> **FONTE**:
--------------------------------------------------

Atleticano sofredor, mas feliz | Edição 93
A melhor, mais moderna, mais bonita e mais barata newsletter sobre o Furacão. Em Mauro Singer Nós Confiamos. Professor Carrilho presente
O futebol é terreno pródigo para discussões infundadas, polêmicas vazias e opiniões as mais estrambólicas. É parte do apelo e da graça do esporte. Debates que jamais se encerram, vão e voltam oportuna e inoportunamente, sem que, de novo, e assim sucessivamente, produzam qualquer resultado próximo do definitivo. Tudo bem, é do jogo.
Há, entretanto, um novo e sórdido componente que, impulsionado pela internet, degrada o cenário acima descrito. Discussões, igualmente infundadas, polêmicas, também absolutamente vazias, e opiniões, ainda mais estrambólicas, sobre situações que, é a novidade, simplesmente não existem nem nunca existiram. Foram criadas pela Inteligência, se assim podemos chamar, Artificial.

--------------------------------------------------

> **INSTRUÇÕES E REQUISITOS**:
Indique se cada afirmação abaixo está de acordo com o texto acima, respondendo sim ou não e citando literalmente as palavras do texto que decidem a questão.
1. As discussões infundadas e as polêmicas vazias fazem parte do atrativo do futebol.
2. Os debates sobre futebol costumam chegar a uma conclusão definitiva.
3. As situações inexistentes que alimentam as novas polêmicas foram criadas pela Inteligência Artificial.

> **INFORMAÇÕES FORNECIDAS**:

--------------------------------------------------

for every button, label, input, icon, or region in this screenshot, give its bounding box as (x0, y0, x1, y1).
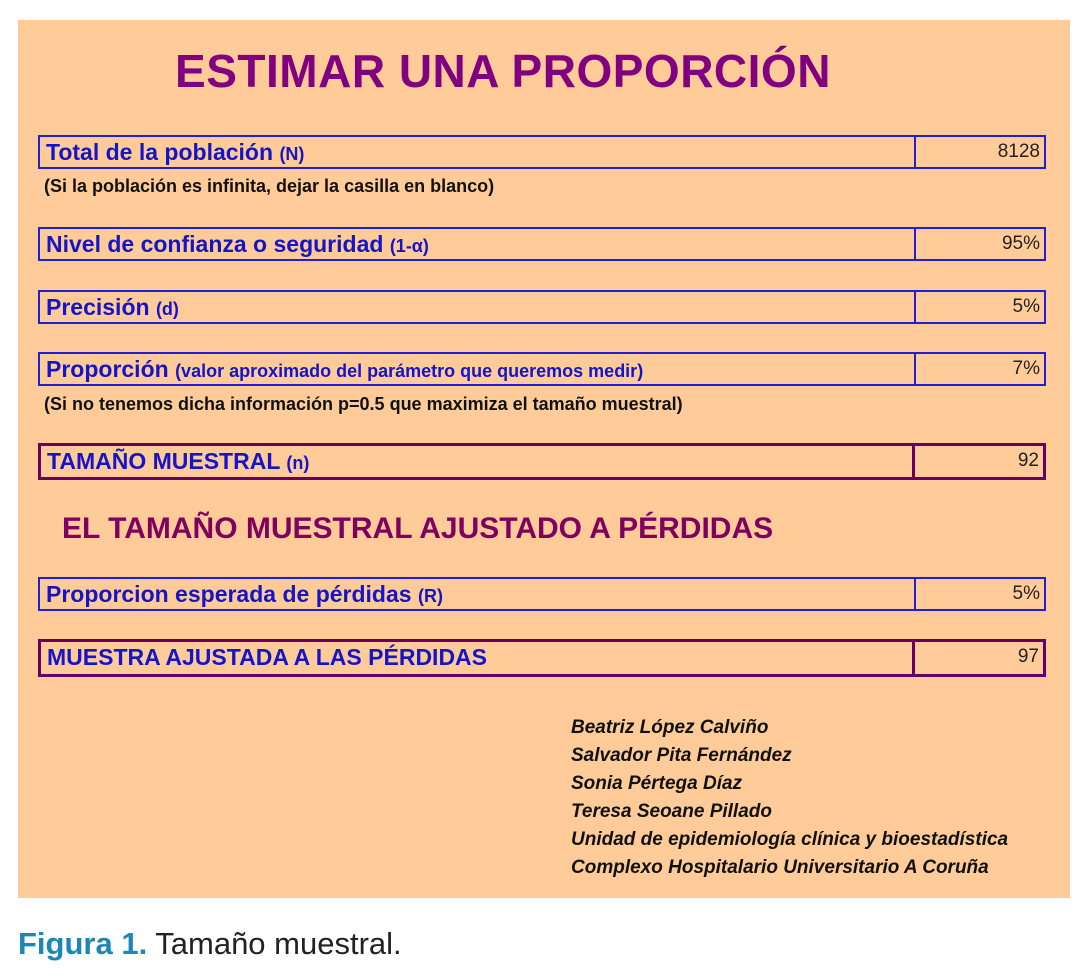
affiliation: Complexo Hospitalario Universitario A Co… (571, 857, 989, 878)
authors-block: Beatriz López Calviño Salvador Pita Fern… (571, 714, 1008, 882)
precision-row: Precisión (d) 5% (38, 290, 1046, 324)
adjusted-sample-label: MUESTRA AJUSTADA A LAS PÉRDIDAS (47, 644, 487, 670)
figure-caption: Figura 1. Tamaño muestral. (18, 926, 402, 962)
proportion-row: Proporción (valor aproximado del parámet… (38, 352, 1046, 386)
author: Teresa Seoane Pillado (571, 801, 772, 822)
loss-param: (R) (417, 586, 443, 606)
population-param: (N) (279, 144, 305, 164)
sample-size-param: (n) (286, 453, 310, 473)
affiliation: Unidad de epidemiología clínica y bioest… (571, 829, 1009, 850)
loss-label: Proporcion esperada de pérdidas (46, 581, 412, 607)
proportion-note: (Si no tenemos dicha información p=0.5 q… (44, 394, 683, 414)
precision-input[interactable]: 5% (1012, 296, 1040, 317)
confidence-label: Nivel de confianza o seguridad (46, 231, 384, 257)
adjusted-sample-row: MUESTRA AJUSTADA A LAS PÉRDIDAS 97 (38, 639, 1046, 677)
population-input[interactable]: 8128 (997, 141, 1040, 162)
proportion-label: Proporción (46, 356, 169, 382)
loss-row: Proporcion esperada de pérdidas (R) 5% (38, 577, 1046, 611)
confidence-param: (1-α) (389, 236, 429, 256)
loss-input[interactable]: 5% (1012, 583, 1040, 604)
section-subtitle: EL TAMAÑO MUESTRAL AJUSTADO A PÉRDIDAS (62, 512, 774, 545)
adjusted-sample-result: 97 (1017, 646, 1039, 667)
population-row: Total de la población (N) 8128 (38, 135, 1046, 169)
author: Sonia Pértega Díaz (571, 773, 743, 794)
proportion-input[interactable]: 7% (1012, 358, 1040, 379)
page-title: ESTIMAR UNA PROPORCIÓN (175, 45, 831, 97)
proportion-param: (valor aproximado del parámetro que quer… (175, 361, 644, 381)
sample-size-result: 92 (1017, 450, 1039, 471)
figure-text: Tamaño muestral. (155, 926, 402, 961)
population-label: Total de la población (46, 139, 274, 165)
sample-size-label: TAMAÑO MUESTRAL (47, 448, 280, 474)
author: Salvador Pita Fernández (571, 745, 792, 766)
population-note: (Si la población es infinita, dejar la c… (44, 176, 495, 196)
confidence-row: Nivel de confianza o seguridad (1-α) 95% (38, 227, 1046, 261)
figure-number: Figura 1. (18, 926, 148, 961)
calculator-panel: ESTIMAR UNA PROPORCIÓN Total de la pobla… (18, 20, 1070, 898)
sample-size-row: TAMAÑO MUESTRAL (n) 92 (38, 443, 1046, 480)
precision-label: Precisión (46, 294, 150, 320)
author: Beatriz López Calviño (571, 717, 769, 738)
precision-param: (d) (155, 299, 179, 319)
confidence-input[interactable]: 95% (1001, 233, 1040, 254)
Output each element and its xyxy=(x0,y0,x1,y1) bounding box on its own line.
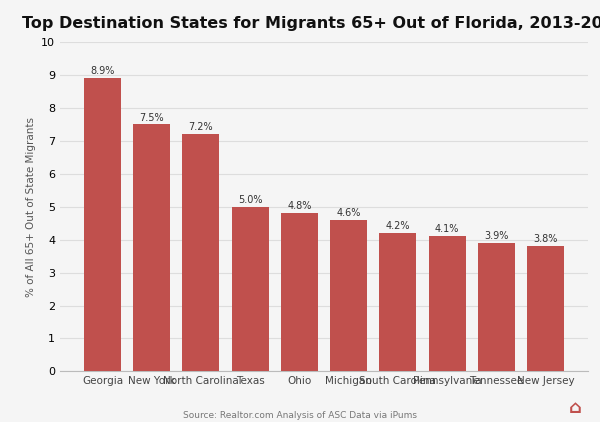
Text: 7.2%: 7.2% xyxy=(188,122,213,133)
Text: 4.6%: 4.6% xyxy=(337,208,361,218)
Text: 3.9%: 3.9% xyxy=(484,231,508,241)
Text: 4.2%: 4.2% xyxy=(386,221,410,231)
Y-axis label: % of All 65+ Out of State Migrants: % of All 65+ Out of State Migrants xyxy=(26,117,35,297)
Text: 4.1%: 4.1% xyxy=(435,225,459,235)
Bar xyxy=(527,246,564,371)
Bar xyxy=(330,220,367,371)
Bar xyxy=(379,233,416,371)
Bar xyxy=(84,78,121,371)
Text: 7.5%: 7.5% xyxy=(139,113,164,122)
Title: Top Destination States for Migrants 65+ Out of Florida, 2013-2022: Top Destination States for Migrants 65+ … xyxy=(23,16,600,31)
Text: Source: Realtor.com Analysis of ASC Data via iPums: Source: Realtor.com Analysis of ASC Data… xyxy=(183,411,417,420)
Text: ⌂: ⌂ xyxy=(569,399,582,417)
Bar xyxy=(428,236,466,371)
Bar xyxy=(281,214,318,371)
Text: 8.9%: 8.9% xyxy=(90,66,115,76)
Bar xyxy=(182,134,220,371)
Bar xyxy=(478,243,515,371)
Text: 5.0%: 5.0% xyxy=(238,195,262,205)
Text: 3.8%: 3.8% xyxy=(533,234,558,244)
Bar xyxy=(232,207,269,371)
Text: 4.8%: 4.8% xyxy=(287,201,311,211)
Bar xyxy=(133,124,170,371)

--------------------------------------------------

> **EM RESPOSTA**:
1. Sim: "É parte do apelo e da graça do esporte."
2. Não: "sem que, de novo, e assim sucessivamente, produzam qualquer resultado próximo do definitivo."
3. Sim: "Foram criadas pela Inteligência, se assim podemos chamar, Artificial."